Copy out each line exactly; pictures stay out of the copy.

--- START Stored data ---

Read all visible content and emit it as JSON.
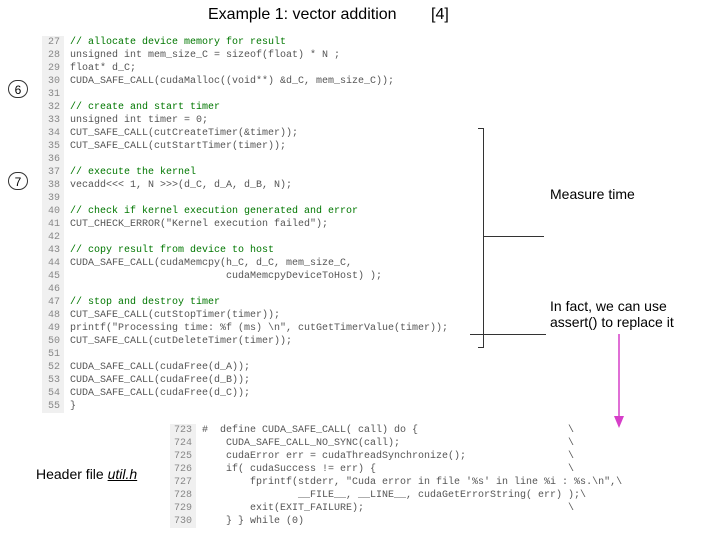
{
  "title": "Example 1: vector addition",
  "title_bracket": "[4]",
  "bubble6": "6",
  "bubble7": "7",
  "annot_measure": "Measure time",
  "annot_assert_l1": "In fact, we can use",
  "annot_assert_l2": "assert() to replace it",
  "footer_label": "Header file util.h",
  "footer_label_prefix": "Header file ",
  "footer_label_file": "util.h",
  "main_code": {
    "lines": [
      {
        "n": "27",
        "t": "// allocate device memory for result",
        "cls": "cmt"
      },
      {
        "n": "28",
        "t": "unsigned int mem_size_C = sizeof(float) * N ;",
        "cls": ""
      },
      {
        "n": "29",
        "t": "float* d_C;",
        "cls": ""
      },
      {
        "n": "30",
        "t": "CUDA_SAFE_CALL(cudaMalloc((void**) &d_C, mem_size_C));",
        "cls": ""
      },
      {
        "n": "31",
        "t": "",
        "cls": ""
      },
      {
        "n": "32",
        "t": "// create and start timer",
        "cls": "cmt"
      },
      {
        "n": "33",
        "t": "unsigned int timer = 0;",
        "cls": ""
      },
      {
        "n": "34",
        "t": "CUT_SAFE_CALL(cutCreateTimer(&timer));",
        "cls": ""
      },
      {
        "n": "35",
        "t": "CUT_SAFE_CALL(cutStartTimer(timer));",
        "cls": ""
      },
      {
        "n": "36",
        "t": "",
        "cls": ""
      },
      {
        "n": "37",
        "t": "// execute the kernel",
        "cls": "cmt"
      },
      {
        "n": "38",
        "t": "vecadd<<< 1, N >>>(d_C, d_A, d_B, N);",
        "cls": ""
      },
      {
        "n": "39",
        "t": "",
        "cls": ""
      },
      {
        "n": "40",
        "t": "// check if kernel execution generated and error",
        "cls": "cmt"
      },
      {
        "n": "41",
        "t": "CUT_CHECK_ERROR(\"Kernel execution failed\");",
        "cls": ""
      },
      {
        "n": "42",
        "t": "",
        "cls": ""
      },
      {
        "n": "43",
        "t": "// copy result from device to host",
        "cls": "cmt"
      },
      {
        "n": "44",
        "t": "CUDA_SAFE_CALL(cudaMemcpy(h_C, d_C, mem_size_C,",
        "cls": ""
      },
      {
        "n": "45",
        "t": "                          cudaMemcpyDeviceToHost) );",
        "cls": ""
      },
      {
        "n": "46",
        "t": "",
        "cls": ""
      },
      {
        "n": "47",
        "t": "// stop and destroy timer",
        "cls": "cmt"
      },
      {
        "n": "48",
        "t": "CUT_SAFE_CALL(cutStopTimer(timer));",
        "cls": ""
      },
      {
        "n": "49",
        "t": "printf(\"Processing time: %f (ms) \\n\", cutGetTimerValue(timer));",
        "cls": ""
      },
      {
        "n": "50",
        "t": "CUT_SAFE_CALL(cutDeleteTimer(timer));",
        "cls": ""
      },
      {
        "n": "51",
        "t": "",
        "cls": ""
      },
      {
        "n": "52",
        "t": "CUDA_SAFE_CALL(cudaFree(d_A));",
        "cls": ""
      },
      {
        "n": "53",
        "t": "CUDA_SAFE_CALL(cudaFree(d_B));",
        "cls": ""
      },
      {
        "n": "54",
        "t": "CUDA_SAFE_CALL(cudaFree(d_C));",
        "cls": ""
      },
      {
        "n": "55",
        "t": "}",
        "cls": ""
      }
    ]
  },
  "macro_code": {
    "lines": [
      {
        "n": "723",
        "t": "#  define CUDA_SAFE_CALL( call) do {                         \\",
        "cls": ""
      },
      {
        "n": "724",
        "t": "    CUDA_SAFE_CALL_NO_SYNC(call);                            \\",
        "cls": ""
      },
      {
        "n": "725",
        "t": "    cudaError err = cudaThreadSynchronize();                 \\",
        "cls": ""
      },
      {
        "n": "726",
        "t": "    if( cudaSuccess != err) {                                \\",
        "cls": ""
      },
      {
        "n": "727",
        "t": "        fprintf(stderr, \"Cuda error in file '%s' in line %i : %s.\\n\",\\",
        "cls": ""
      },
      {
        "n": "728",
        "t": "                __FILE__, __LINE__, cudaGetErrorString( err) );\\",
        "cls": ""
      },
      {
        "n": "729",
        "t": "        exit(EXIT_FAILURE);                                  \\",
        "cls": ""
      },
      {
        "n": "730",
        "t": "    } } while (0)",
        "cls": ""
      }
    ]
  },
  "colors": {
    "arrow_magenta": "#d63fc9",
    "bracket": "#333333"
  }
}
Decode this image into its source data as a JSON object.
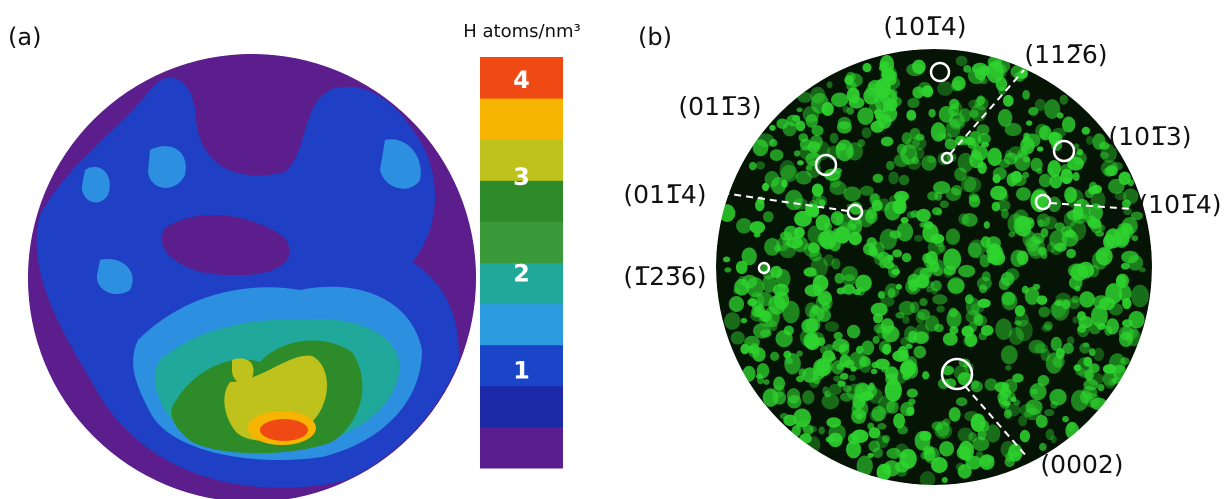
{
  "panel_a": {
    "label": "(a)",
    "colorbar": {
      "title": "H atoms/nm³",
      "ticks": [
        1,
        2,
        3,
        4
      ],
      "lim": [
        0,
        4.25
      ],
      "colors": [
        "#5a1e8e",
        "#1d2aa8",
        "#1b45c8",
        "#2d9be0",
        "#20a89a",
        "#3a9a3a",
        "#2e8b2a",
        "#bfc21c",
        "#f7b400",
        "#f04a14"
      ]
    }
  },
  "panel_b": {
    "label": "(b)",
    "planes": [
      "(101̅4)",
      "(112̅6)",
      "(011̅3)",
      "(101̅3)",
      "(011̅4)",
      "(101̅4)",
      "(1̅23̅6)",
      "(0002)"
    ]
  }
}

--- END Stored data ---

- [Solution to the exercise]
Read all visible content and emit it as JSON.
{
  "title": "Example 1: vector addition",
  "title_bracket": "[4]",
  "bubble6": "6",
  "bubble7": "7",
  "annot_measure": "Measure time",
  "annot_assert_l1": "In fact, we can use",
  "annot_assert_l2": "assert() to replace it",
  "footer_label": "Header file util.h",
  "footer_label_prefix": "Header file ",
  "footer_label_file": "util.h",
  "main_code": {
    "lines": [
      {
        "n": "27",
        "t": "// allocate device memory for result",
        "cls": "cmt"
      },
      {
        "n": "28",
        "t": "unsigned int mem_size_C = sizeof(float) * N ;",
        "cls": ""
      },
      {
        "n": "29",
        "t": "float* d_C;",
        "cls": ""
      },
      {
        "n": "30",
        "t": "CUDA_SAFE_CALL(cudaMalloc((void**) &d_C, mem_size_C));",
        "cls": ""
      },
      {
        "n": "31",
        "t": "",
        "cls": ""
      },
      {
        "n": "32",
        "t": "// create and start timer",
        "cls": "cmt"
      },
      {
        "n": "33",
        "t": "unsigned int timer = 0;",
        "cls": ""
      },
      {
        "n": "34",
        "t": "CUT_SAFE_CALL(cutCreateTimer(&timer));",
        "cls": ""
      },
      {
        "n": "35",
        "t": "CUT_SAFE_CALL(cutStartTimer(timer));",
        "cls": ""
      },
      {
        "n": "36",
        "t": "",
        "cls": ""
      },
      {
        "n": "37",
        "t": "// execute the kernel",
        "cls": "cmt"
      },
      {
        "n": "38",
        "t": "vecadd<<< 1, N >>>(d_C, d_A, d_B, N);",
        "cls": ""
      },
      {
        "n": "39",
        "t": "",
        "cls": ""
      },
      {
        "n": "40",
        "t": "// check if kernel execution generated and error",
        "cls": "cmt"
      },
      {
        "n": "41",
        "t": "CUT_CHECK_ERROR(\"Kernel execution failed\");",
        "cls": ""
      },
      {
        "n": "42",
        "t": "",
        "cls": ""
      },
      {
        "n": "43",
        "t": "// copy result from device to host",
        "cls": "cmt"
      },
      {
        "n": "44",
        "t": "CUDA_SAFE_CALL(cudaMemcpy(h_C, d_C, mem_size_C,",
        "cls": ""
      },
      {
        "n": "45",
        "t": "                          cudaMemcpyDeviceToHost) );",
        "cls": ""
      },
      {
        "n": "46",
        "t": "",
        "cls": ""
      },
      {
        "n": "47",
        "t": "// stop and destroy timer",
        "cls": "cmt"
      },
      {
        "n": "48",
        "t": "CUT_SAFE_CALL(cutStopTimer(timer));",
        "cls": ""
      },
      {
        "n": "49",
        "t": "printf(\"Processing time: %f (ms) \\n\", cutGetTimerValue(timer));",
        "cls": ""
      },
      {
        "n": "50",
        "t": "CUT_SAFE_CALL(cutDeleteTimer(timer));",
        "cls": ""
      },
      {
        "n": "51",
        "t": "",
        "cls": ""
      },
      {
        "n": "52",
        "t": "CUDA_SAFE_CALL(cudaFree(d_A));",
        "cls": ""
      },
      {
        "n": "53",
        "t": "CUDA_SAFE_CALL(cudaFree(d_B));",
        "cls": ""
      },
      {
        "n": "54",
        "t": "CUDA_SAFE_CALL(cudaFree(d_C));",
        "cls": ""
      },
      {
        "n": "55",
        "t": "}",
        "cls": ""
      }
    ]
  },
  "macro_code": {
    "lines": [
      {
        "n": "723",
        "t": "#  define CUDA_SAFE_CALL( call) do {                         \\",
        "cls": ""
      },
      {
        "n": "724",
        "t": "    CUDA_SAFE_CALL_NO_SYNC(call);                            \\",
        "cls": ""
      },
      {
        "n": "725",
        "t": "    cudaError err = cudaThreadSynchronize();                 \\",
        "cls": ""
      },
      {
        "n": "726",
        "t": "    if( cudaSuccess != err) {                                \\",
        "cls": ""
      },
      {
        "n": "727",
        "t": "        fprintf(stderr, \"Cuda error in file '%s' in line %i : %s.\\n\",\\",
        "cls": ""
      },
      {
        "n": "728",
        "t": "                __FILE__, __LINE__, cudaGetErrorString( err) );\\",
        "cls": ""
      },
      {
        "n": "729",
        "t": "        exit(EXIT_FAILURE);                                  \\",
        "cls": ""
      },
      {
        "n": "730",
        "t": "    } } while (0)",
        "cls": ""
      }
    ]
  },
  "colors": {
    "arrow_magenta": "#d63fc9",
    "bracket": "#333333"
  }
}
Decode this image into its source data as a JSON object.
{
  "panel_a": {
    "label": "(a)",
    "colorbar": {
      "title": "H atoms/nm³",
      "ticks": [
        1,
        2,
        3,
        4
      ],
      "lim": [
        0,
        4.25
      ],
      "colors": [
        "#5a1e8e",
        "#1d2aa8",
        "#1b45c8",
        "#2d9be0",
        "#20a89a",
        "#3a9a3a",
        "#2e8b2a",
        "#bfc21c",
        "#f7b400",
        "#f04a14"
      ]
    }
  },
  "panel_b": {
    "label": "(b)",
    "planes": [
      "(101̅4)",
      "(112̅6)",
      "(011̅3)",
      "(101̅3)",
      "(011̅4)",
      "(101̅4)",
      "(1̅23̅6)",
      "(0002)"
    ]
  }
}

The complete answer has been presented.